Please find all lines in the data that hold the string "name" and copy them.
─── Information provided
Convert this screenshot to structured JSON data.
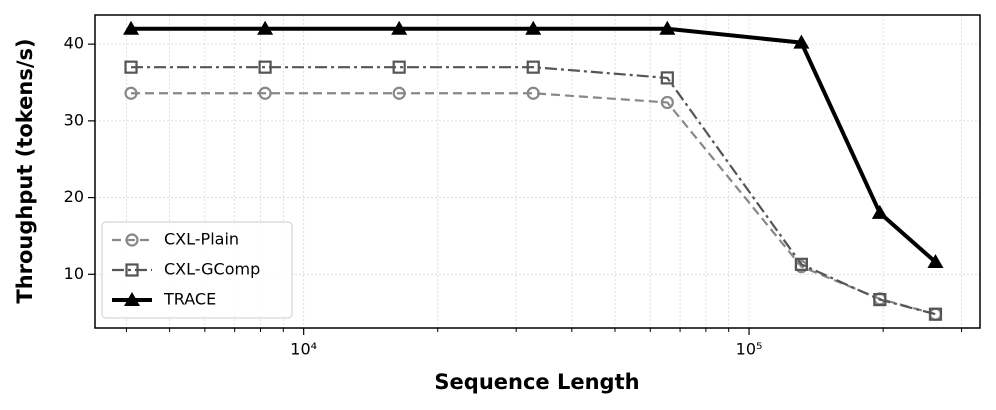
{
  "chart_data": {
    "type": "line",
    "xlabel": "Sequence Length",
    "ylabel": "Throughput (tokens/s)",
    "x": [
      4096,
      8192,
      16384,
      32768,
      65536,
      131072,
      196608,
      262144
    ],
    "xscale": "log",
    "xlim": [
      3400,
      330000
    ],
    "xticks": [
      {
        "value": 10000,
        "label": "10⁴"
      },
      {
        "value": 100000,
        "label": "10⁵"
      }
    ],
    "xminorticks": [
      4000,
      5000,
      6000,
      7000,
      8000,
      9000,
      20000,
      30000,
      40000,
      50000,
      60000,
      70000,
      80000,
      90000,
      200000,
      300000
    ],
    "ylim": [
      3,
      43.8
    ],
    "yticks": [
      10,
      20,
      30,
      40
    ],
    "grid": true,
    "legend": "lower left",
    "series": [
      {
        "name": "CXL-Plain",
        "color": "#888888",
        "marker": "circle",
        "dash": "dashed",
        "values": [
          33.6,
          33.6,
          33.6,
          33.6,
          32.4,
          11,
          6.8,
          4.8
        ]
      },
      {
        "name": "CXL-GComp",
        "color": "#555555",
        "marker": "square",
        "dash": "dashdot",
        "values": [
          37,
          37,
          37,
          37,
          35.6,
          11.3,
          6.7,
          4.8
        ]
      },
      {
        "name": "TRACE",
        "color": "#000000",
        "marker": "triangle",
        "dash": "solid",
        "values": [
          42,
          42,
          42,
          42,
          42,
          40.2,
          18,
          11.6
        ]
      }
    ]
  }
}
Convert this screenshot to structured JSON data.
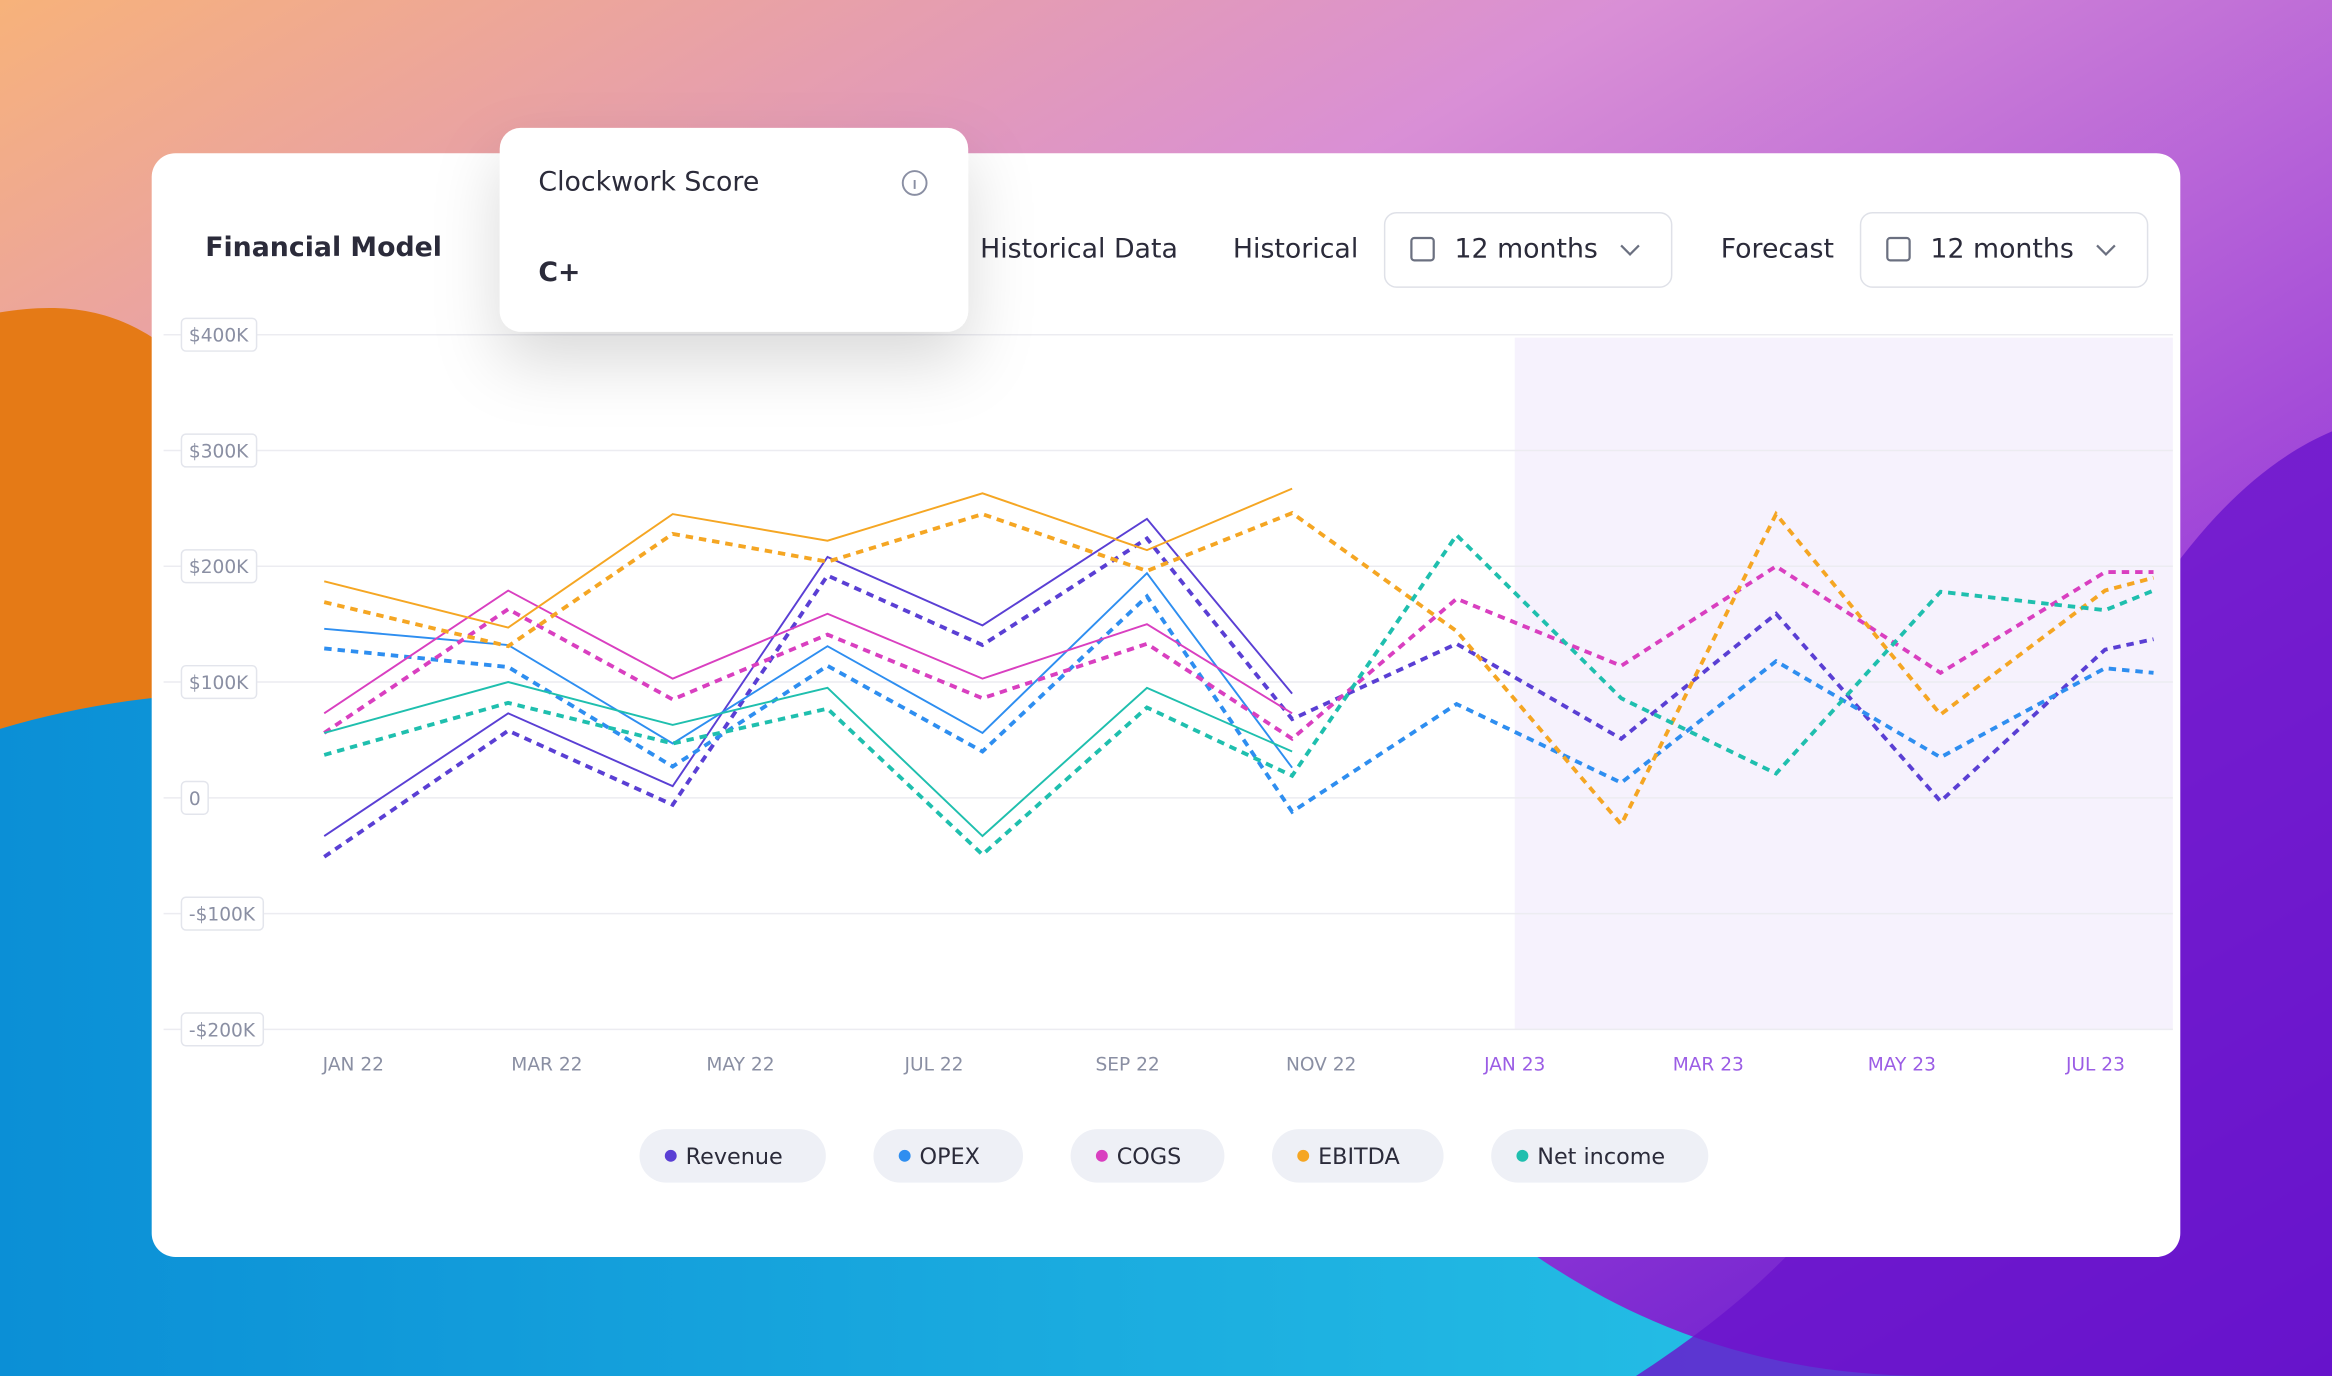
{
  "header": {
    "title": "Financial Model",
    "historical_data": "Historical Data",
    "historical_label": "Historical",
    "historical_range": "12 months",
    "forecast_label": "Forecast",
    "forecast_range": "12 months"
  },
  "score_popup": {
    "title": "Clockwork Score",
    "score": "C+"
  },
  "chart_data": {
    "type": "line",
    "x": [
      -0.3,
      1.6,
      3.3,
      4.9,
      6.5,
      8.2,
      9.7,
      11.4,
      13.1,
      14.7,
      16.4,
      18.1,
      18.6
    ],
    "xlim": [
      -0.9,
      18.8
    ],
    "xticks": [
      {
        "value": 0,
        "label": "JAN 22"
      },
      {
        "value": 2,
        "label": "MAR 22"
      },
      {
        "value": 4,
        "label": "MAY 22"
      },
      {
        "value": 6,
        "label": "JUL 22"
      },
      {
        "value": 8,
        "label": "SEP 22"
      },
      {
        "value": 10,
        "label": "NOV 22"
      },
      {
        "value": 12,
        "label": "JAN 23"
      },
      {
        "value": 14,
        "label": "MAR 23"
      },
      {
        "value": 16,
        "label": "MAY 23"
      },
      {
        "value": 18,
        "label": "JUL 23"
      }
    ],
    "shaded_from": 12,
    "ylim": [
      -200000,
      400000
    ],
    "yticks": [
      {
        "value": 400000,
        "label": "$400K"
      },
      {
        "value": 300000,
        "label": "$300K"
      },
      {
        "value": 200000,
        "label": "$200K"
      },
      {
        "value": 100000,
        "label": "$100K"
      },
      0,
      {
        "value": -100000,
        "label": "-$100K"
      },
      {
        "value": -200000,
        "label": "-$200K"
      }
    ],
    "grid": true,
    "series": [
      {
        "name": "Revenue",
        "color": "#5a3fd4",
        "values": [
          -33000,
          73000,
          10000,
          208000,
          149000,
          241000,
          90000,
          null,
          null,
          null,
          null,
          null,
          null
        ],
        "dashed_values": [
          -51000,
          58000,
          -6000,
          192000,
          132000,
          224000,
          68000,
          133000,
          51000,
          159000,
          -3000,
          128000,
          137000
        ]
      },
      {
        "name": "OPEX",
        "color": "#2e8ef0",
        "values": [
          146000,
          132000,
          47000,
          131000,
          56000,
          194000,
          26000,
          null,
          null,
          null,
          null,
          null,
          null
        ],
        "dashed_values": [
          129000,
          113000,
          27000,
          114000,
          40000,
          174000,
          -12000,
          81000,
          13000,
          118000,
          35000,
          112000,
          108000
        ]
      },
      {
        "name": "COGS",
        "color": "#d93fc0",
        "values": [
          73000,
          179000,
          103000,
          159000,
          103000,
          150000,
          73000,
          null,
          null,
          null,
          null,
          null,
          null
        ],
        "dashed_values": [
          56000,
          163000,
          85000,
          141000,
          86000,
          133000,
          51000,
          172000,
          114000,
          200000,
          108000,
          195000,
          195000
        ]
      },
      {
        "name": "EBITDA",
        "color": "#f5a623",
        "values": [
          187000,
          147000,
          245000,
          222000,
          263000,
          214000,
          267000,
          null,
          null,
          null,
          null,
          null,
          null
        ],
        "dashed_values": [
          169000,
          131000,
          228000,
          204000,
          245000,
          196000,
          246000,
          144000,
          -23000,
          245000,
          72000,
          179000,
          190000
        ]
      },
      {
        "name": "Net income",
        "color": "#1fbfae",
        "values": [
          56000,
          100000,
          63000,
          95000,
          -33000,
          95000,
          40000,
          null,
          null,
          null,
          null,
          null,
          null
        ],
        "dashed_values": [
          37000,
          82000,
          47000,
          77000,
          -49000,
          78000,
          19000,
          227000,
          86000,
          21000,
          178000,
          162000,
          179000
        ]
      }
    ]
  }
}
──────
### Response
        "name": "CXL-Plain",
        "name": "CXL-GComp",
        "name": "TRACE",
        "name": "Revenue",
        "name": "OPEX",
        "name": "COGS",
        "name": "EBITDA",
        "name": "Net income",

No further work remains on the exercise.